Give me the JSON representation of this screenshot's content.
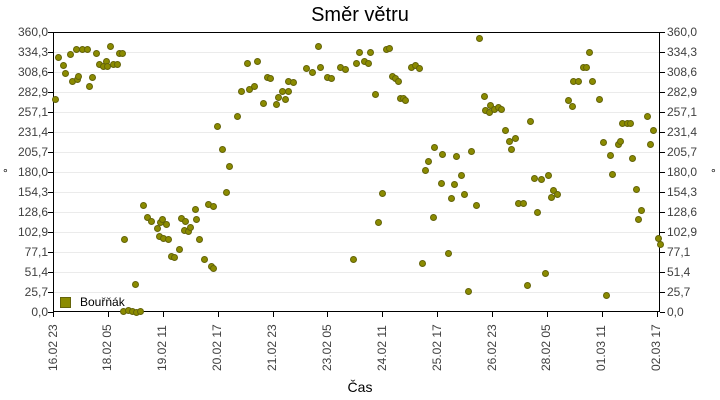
{
  "title": "Směr větru",
  "colors": {
    "marker": "#8b8b00",
    "marker_border": "#64640a",
    "grid": "#ebebeb",
    "axis": "#000000",
    "tick_label": "#404040",
    "background": "#ffffff"
  },
  "chart_data": {
    "type": "scatter",
    "title": "Směr větru",
    "xlabel": "Čas",
    "ylabel": "°",
    "legend": [
      "Bouřňák"
    ],
    "legend_position": "inside-bottom-left",
    "grid": "horizontal-only",
    "ylim": [
      0,
      360
    ],
    "y_tick_step": 25.7,
    "y_tick_labels": [
      "360,0",
      "334,3",
      "308,6",
      "282,9",
      "257,1",
      "231,4",
      "205,7",
      "180,0",
      "154,3",
      "128,6",
      "102,9",
      "77,1",
      "51,4",
      "25,7",
      "0,0"
    ],
    "x_tick_labels": [
      "16.02 23",
      "18.02 05",
      "19.02 11",
      "20.02 17",
      "21.02 23",
      "23.02 05",
      "24.02 11",
      "25.02 17",
      "26.02 23",
      "28.02 05",
      "01.03 11",
      "02.03 17"
    ],
    "x_start": "16.02 23:00",
    "x_tick_interval_hours": 30,
    "x_unit": "hours since 16.02 23:00",
    "y_unit": "degrees",
    "series": [
      {
        "name": "Bouřňák",
        "color": "#8b8b00",
        "points": [
          [
            1.6,
            273
          ],
          [
            2.9,
            327
          ],
          [
            5.6,
            317
          ],
          [
            6.7,
            307
          ],
          [
            9.3,
            331
          ],
          [
            10.8,
            297
          ],
          [
            13,
            337
          ],
          [
            13.3,
            299
          ],
          [
            14,
            303
          ],
          [
            16,
            337
          ],
          [
            18.8,
            337
          ],
          [
            19.8,
            290
          ],
          [
            21.7,
            301
          ],
          [
            23.9,
            333
          ],
          [
            25.3,
            318
          ],
          [
            27.5,
            316
          ],
          [
            29,
            322
          ],
          [
            29.7,
            316
          ],
          [
            31.5,
            342
          ],
          [
            33,
            318
          ],
          [
            35.2,
            318
          ],
          [
            36.6,
            333
          ],
          [
            38.1,
            332
          ],
          [
            38.6,
            1
          ],
          [
            39.2,
            93
          ],
          [
            41,
            2
          ],
          [
            43.2,
            1
          ],
          [
            45.2,
            35
          ],
          [
            45.9,
            0
          ],
          [
            47.7,
            1
          ],
          [
            49.6,
            137
          ],
          [
            51.6,
            121
          ],
          [
            53.7,
            117
          ],
          [
            56.9,
            107
          ],
          [
            58.3,
            97
          ],
          [
            58.7,
            115
          ],
          [
            60.1,
            119
          ],
          [
            60.5,
            95
          ],
          [
            62.3,
            112
          ],
          [
            63.4,
            93
          ],
          [
            64.7,
            71
          ],
          [
            66.5,
            70
          ],
          [
            68.9,
            80
          ],
          [
            70.1,
            120
          ],
          [
            72,
            105
          ],
          [
            72.5,
            117
          ],
          [
            74.3,
            103
          ],
          [
            75.1,
            109
          ],
          [
            77.8,
            132
          ],
          [
            78.3,
            119
          ],
          [
            80.2,
            93
          ],
          [
            82.9,
            68
          ],
          [
            84.9,
            138
          ],
          [
            86.5,
            58
          ],
          [
            87.9,
            56
          ],
          [
            88,
            136
          ],
          [
            89.7,
            239
          ],
          [
            92.4,
            209
          ],
          [
            94.8,
            154
          ],
          [
            96.6,
            187
          ],
          [
            101.1,
            252
          ],
          [
            103.3,
            283
          ],
          [
            106.2,
            319
          ],
          [
            107.5,
            286
          ],
          [
            110.3,
            290
          ],
          [
            111.7,
            322
          ],
          [
            115.3,
            268
          ],
          [
            117.2,
            302
          ],
          [
            119,
            300
          ],
          [
            122.1,
            267
          ],
          [
            123.4,
            276
          ],
          [
            125.2,
            284
          ],
          [
            127,
            273
          ],
          [
            128.5,
            284
          ],
          [
            128.5,
            297
          ],
          [
            131.2,
            295
          ],
          [
            138.5,
            313
          ],
          [
            141.6,
            308
          ],
          [
            144.9,
            341
          ],
          [
            146.3,
            314
          ],
          [
            150.3,
            302
          ],
          [
            152.5,
            300
          ],
          [
            157.3,
            315
          ],
          [
            159.8,
            312
          ],
          [
            164,
            67
          ],
          [
            165.8,
            320
          ],
          [
            167.3,
            334
          ],
          [
            170.2,
            322
          ],
          [
            172.7,
            320
          ],
          [
            173.3,
            334
          ],
          [
            176.4,
            280
          ],
          [
            178.2,
            115
          ],
          [
            180,
            152
          ],
          [
            182.4,
            337
          ],
          [
            184.2,
            339
          ],
          [
            185.5,
            303
          ],
          [
            187.3,
            300
          ],
          [
            188.8,
            297
          ],
          [
            189.7,
            275
          ],
          [
            191.5,
            274
          ],
          [
            192.8,
            272
          ],
          [
            196.1,
            315
          ],
          [
            198.3,
            317
          ],
          [
            200.1,
            313
          ],
          [
            201.9,
            63
          ],
          [
            203.8,
            182
          ],
          [
            205.2,
            193
          ],
          [
            207.9,
            122
          ],
          [
            208.8,
            212
          ],
          [
            212.1,
            165
          ],
          [
            212.8,
            202
          ],
          [
            216.1,
            75
          ],
          [
            217.9,
            146
          ],
          [
            219.7,
            164
          ],
          [
            220.7,
            200
          ],
          [
            223.4,
            176
          ],
          [
            225.2,
            151
          ],
          [
            227.4,
            26
          ],
          [
            228.9,
            207
          ],
          [
            231.6,
            137
          ],
          [
            232.9,
            352
          ],
          [
            235.8,
            277
          ],
          [
            236.5,
            259
          ],
          [
            238.5,
            256
          ],
          [
            238.9,
            265
          ],
          [
            241.6,
            260
          ],
          [
            243.8,
            263
          ],
          [
            244.9,
            260
          ],
          [
            247.1,
            234
          ],
          [
            249.3,
            219
          ],
          [
            250.7,
            209
          ],
          [
            252.9,
            223
          ],
          [
            254.3,
            140
          ],
          [
            257.1,
            140
          ],
          [
            259.4,
            34
          ],
          [
            261.1,
            245
          ],
          [
            263.1,
            172
          ],
          [
            264.9,
            128
          ],
          [
            267.1,
            170
          ],
          [
            269.3,
            49
          ],
          [
            271.1,
            176
          ],
          [
            272.6,
            147
          ],
          [
            273.5,
            156
          ],
          [
            275.9,
            151
          ],
          [
            281.7,
            272
          ],
          [
            284.1,
            264
          ],
          [
            284.4,
            296
          ],
          [
            287.2,
            296
          ],
          [
            289.9,
            315
          ],
          [
            291.8,
            314
          ],
          [
            293.2,
            334
          ],
          [
            295,
            296
          ],
          [
            298.7,
            273
          ],
          [
            301.2,
            218
          ],
          [
            302.7,
            21
          ],
          [
            304.9,
            201
          ],
          [
            306,
            177
          ],
          [
            309.1,
            216
          ],
          [
            310.4,
            219
          ],
          [
            311.5,
            242
          ],
          [
            314,
            242
          ],
          [
            315.5,
            242
          ],
          [
            316.9,
            197
          ],
          [
            318.7,
            157
          ],
          [
            320,
            119
          ],
          [
            321.9,
            131
          ],
          [
            324.9,
            251
          ],
          [
            326.4,
            216
          ],
          [
            328.2,
            233
          ],
          [
            331,
            94
          ],
          [
            331.9,
            87
          ]
        ]
      }
    ]
  }
}
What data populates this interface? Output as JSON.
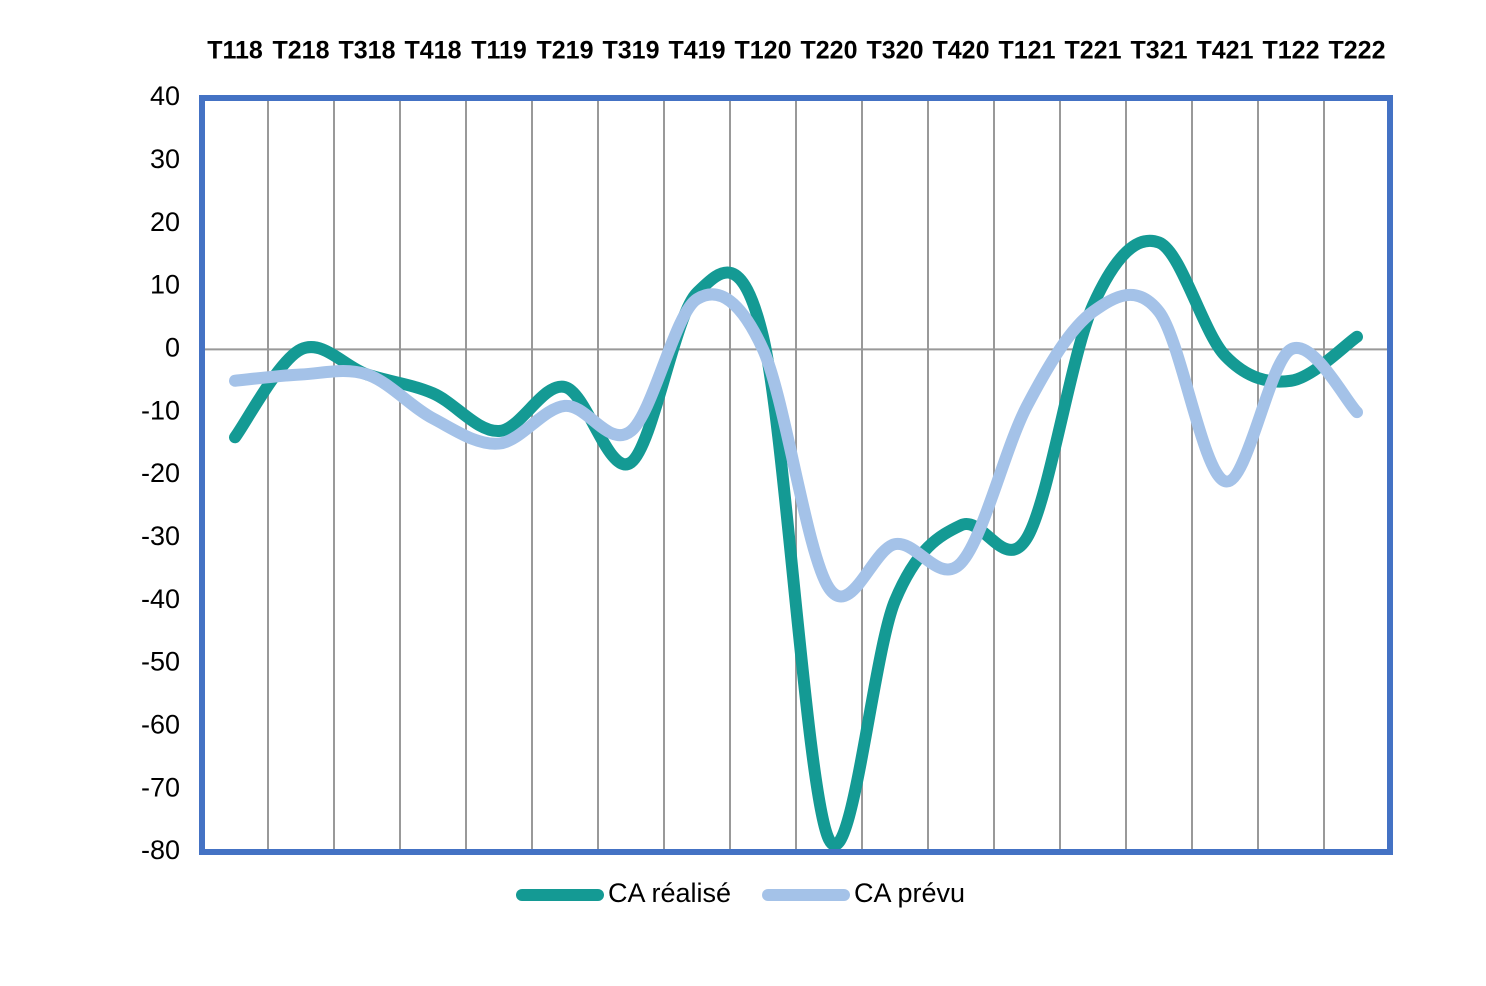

Task details: Transcribe the listing in full. Omit the pictures and keep every line exact.

Finished task:
Give me the JSON representation of this screenshot's content.
{
  "title": "Směr větru",
  "colors": {
    "marker": "#8b8b00",
    "marker_border": "#64640a",
    "grid": "#ebebeb",
    "axis": "#000000",
    "tick_label": "#404040",
    "background": "#ffffff"
  },
  "chart_data": {
    "type": "scatter",
    "title": "Směr větru",
    "xlabel": "Čas",
    "ylabel": "°",
    "legend": [
      "Bouřňák"
    ],
    "legend_position": "inside-bottom-left",
    "grid": "horizontal-only",
    "ylim": [
      0,
      360
    ],
    "y_tick_step": 25.7,
    "y_tick_labels": [
      "360,0",
      "334,3",
      "308,6",
      "282,9",
      "257,1",
      "231,4",
      "205,7",
      "180,0",
      "154,3",
      "128,6",
      "102,9",
      "77,1",
      "51,4",
      "25,7",
      "0,0"
    ],
    "x_tick_labels": [
      "16.02 23",
      "18.02 05",
      "19.02 11",
      "20.02 17",
      "21.02 23",
      "23.02 05",
      "24.02 11",
      "25.02 17",
      "26.02 23",
      "28.02 05",
      "01.03 11",
      "02.03 17"
    ],
    "x_start": "16.02 23:00",
    "x_tick_interval_hours": 30,
    "x_unit": "hours since 16.02 23:00",
    "y_unit": "degrees",
    "series": [
      {
        "name": "Bouřňák",
        "color": "#8b8b00",
        "points": [
          [
            1.6,
            273
          ],
          [
            2.9,
            327
          ],
          [
            5.6,
            317
          ],
          [
            6.7,
            307
          ],
          [
            9.3,
            331
          ],
          [
            10.8,
            297
          ],
          [
            13,
            337
          ],
          [
            13.3,
            299
          ],
          [
            14,
            303
          ],
          [
            16,
            337
          ],
          [
            18.8,
            337
          ],
          [
            19.8,
            290
          ],
          [
            21.7,
            301
          ],
          [
            23.9,
            333
          ],
          [
            25.3,
            318
          ],
          [
            27.5,
            316
          ],
          [
            29,
            322
          ],
          [
            29.7,
            316
          ],
          [
            31.5,
            342
          ],
          [
            33,
            318
          ],
          [
            35.2,
            318
          ],
          [
            36.6,
            333
          ],
          [
            38.1,
            332
          ],
          [
            38.6,
            1
          ],
          [
            39.2,
            93
          ],
          [
            41,
            2
          ],
          [
            43.2,
            1
          ],
          [
            45.2,
            35
          ],
          [
            45.9,
            0
          ],
          [
            47.7,
            1
          ],
          [
            49.6,
            137
          ],
          [
            51.6,
            121
          ],
          [
            53.7,
            117
          ],
          [
            56.9,
            107
          ],
          [
            58.3,
            97
          ],
          [
            58.7,
            115
          ],
          [
            60.1,
            119
          ],
          [
            60.5,
            95
          ],
          [
            62.3,
            112
          ],
          [
            63.4,
            93
          ],
          [
            64.7,
            71
          ],
          [
            66.5,
            70
          ],
          [
            68.9,
            80
          ],
          [
            70.1,
            120
          ],
          [
            72,
            105
          ],
          [
            72.5,
            117
          ],
          [
            74.3,
            103
          ],
          [
            75.1,
            109
          ],
          [
            77.8,
            132
          ],
          [
            78.3,
            119
          ],
          [
            80.2,
            93
          ],
          [
            82.9,
            68
          ],
          [
            84.9,
            138
          ],
          [
            86.5,
            58
          ],
          [
            87.9,
            56
          ],
          [
            88,
            136
          ],
          [
            89.7,
            239
          ],
          [
            92.4,
            209
          ],
          [
            94.8,
            154
          ],
          [
            96.6,
            187
          ],
          [
            101.1,
            252
          ],
          [
            103.3,
            283
          ],
          [
            106.2,
            319
          ],
          [
            107.5,
            286
          ],
          [
            110.3,
            290
          ],
          [
            111.7,
            322
          ],
          [
            115.3,
            268
          ],
          [
            117.2,
            302
          ],
          [
            119,
            300
          ],
          [
            122.1,
            267
          ],
          [
            123.4,
            276
          ],
          [
            125.2,
            284
          ],
          [
            127,
            273
          ],
          [
            128.5,
            284
          ],
          [
            128.5,
            297
          ],
          [
            131.2,
            295
          ],
          [
            138.5,
            313
          ],
          [
            141.6,
            308
          ],
          [
            144.9,
            341
          ],
          [
            146.3,
            314
          ],
          [
            150.3,
            302
          ],
          [
            152.5,
            300
          ],
          [
            157.3,
            315
          ],
          [
            159.8,
            312
          ],
          [
            164,
            67
          ],
          [
            165.8,
            320
          ],
          [
            167.3,
            334
          ],
          [
            170.2,
            322
          ],
          [
            172.7,
            320
          ],
          [
            173.3,
            334
          ],
          [
            176.4,
            280
          ],
          [
            178.2,
            115
          ],
          [
            180,
            152
          ],
          [
            182.4,
            337
          ],
          [
            184.2,
            339
          ],
          [
            185.5,
            303
          ],
          [
            187.3,
            300
          ],
          [
            188.8,
            297
          ],
          [
            189.7,
            275
          ],
          [
            191.5,
            274
          ],
          [
            192.8,
            272
          ],
          [
            196.1,
            315
          ],
          [
            198.3,
            317
          ],
          [
            200.1,
            313
          ],
          [
            201.9,
            63
          ],
          [
            203.8,
            182
          ],
          [
            205.2,
            193
          ],
          [
            207.9,
            122
          ],
          [
            208.8,
            212
          ],
          [
            212.1,
            165
          ],
          [
            212.8,
            202
          ],
          [
            216.1,
            75
          ],
          [
            217.9,
            146
          ],
          [
            219.7,
            164
          ],
          [
            220.7,
            200
          ],
          [
            223.4,
            176
          ],
          [
            225.2,
            151
          ],
          [
            227.4,
            26
          ],
          [
            228.9,
            207
          ],
          [
            231.6,
            137
          ],
          [
            232.9,
            352
          ],
          [
            235.8,
            277
          ],
          [
            236.5,
            259
          ],
          [
            238.5,
            256
          ],
          [
            238.9,
            265
          ],
          [
            241.6,
            260
          ],
          [
            243.8,
            263
          ],
          [
            244.9,
            260
          ],
          [
            247.1,
            234
          ],
          [
            249.3,
            219
          ],
          [
            250.7,
            209
          ],
          [
            252.9,
            223
          ],
          [
            254.3,
            140
          ],
          [
            257.1,
            140
          ],
          [
            259.4,
            34
          ],
          [
            261.1,
            245
          ],
          [
            263.1,
            172
          ],
          [
            264.9,
            128
          ],
          [
            267.1,
            170
          ],
          [
            269.3,
            49
          ],
          [
            271.1,
            176
          ],
          [
            272.6,
            147
          ],
          [
            273.5,
            156
          ],
          [
            275.9,
            151
          ],
          [
            281.7,
            272
          ],
          [
            284.1,
            264
          ],
          [
            284.4,
            296
          ],
          [
            287.2,
            296
          ],
          [
            289.9,
            315
          ],
          [
            291.8,
            314
          ],
          [
            293.2,
            334
          ],
          [
            295,
            296
          ],
          [
            298.7,
            273
          ],
          [
            301.2,
            218
          ],
          [
            302.7,
            21
          ],
          [
            304.9,
            201
          ],
          [
            306,
            177
          ],
          [
            309.1,
            216
          ],
          [
            310.4,
            219
          ],
          [
            311.5,
            242
          ],
          [
            314,
            242
          ],
          [
            315.5,
            242
          ],
          [
            316.9,
            197
          ],
          [
            318.7,
            157
          ],
          [
            320,
            119
          ],
          [
            321.9,
            131
          ],
          [
            324.9,
            251
          ],
          [
            326.4,
            216
          ],
          [
            328.2,
            233
          ],
          [
            331,
            94
          ],
          [
            331.9,
            87
          ]
        ]
      }
    ]
  }
}
What data populates this interface? Output as JSON.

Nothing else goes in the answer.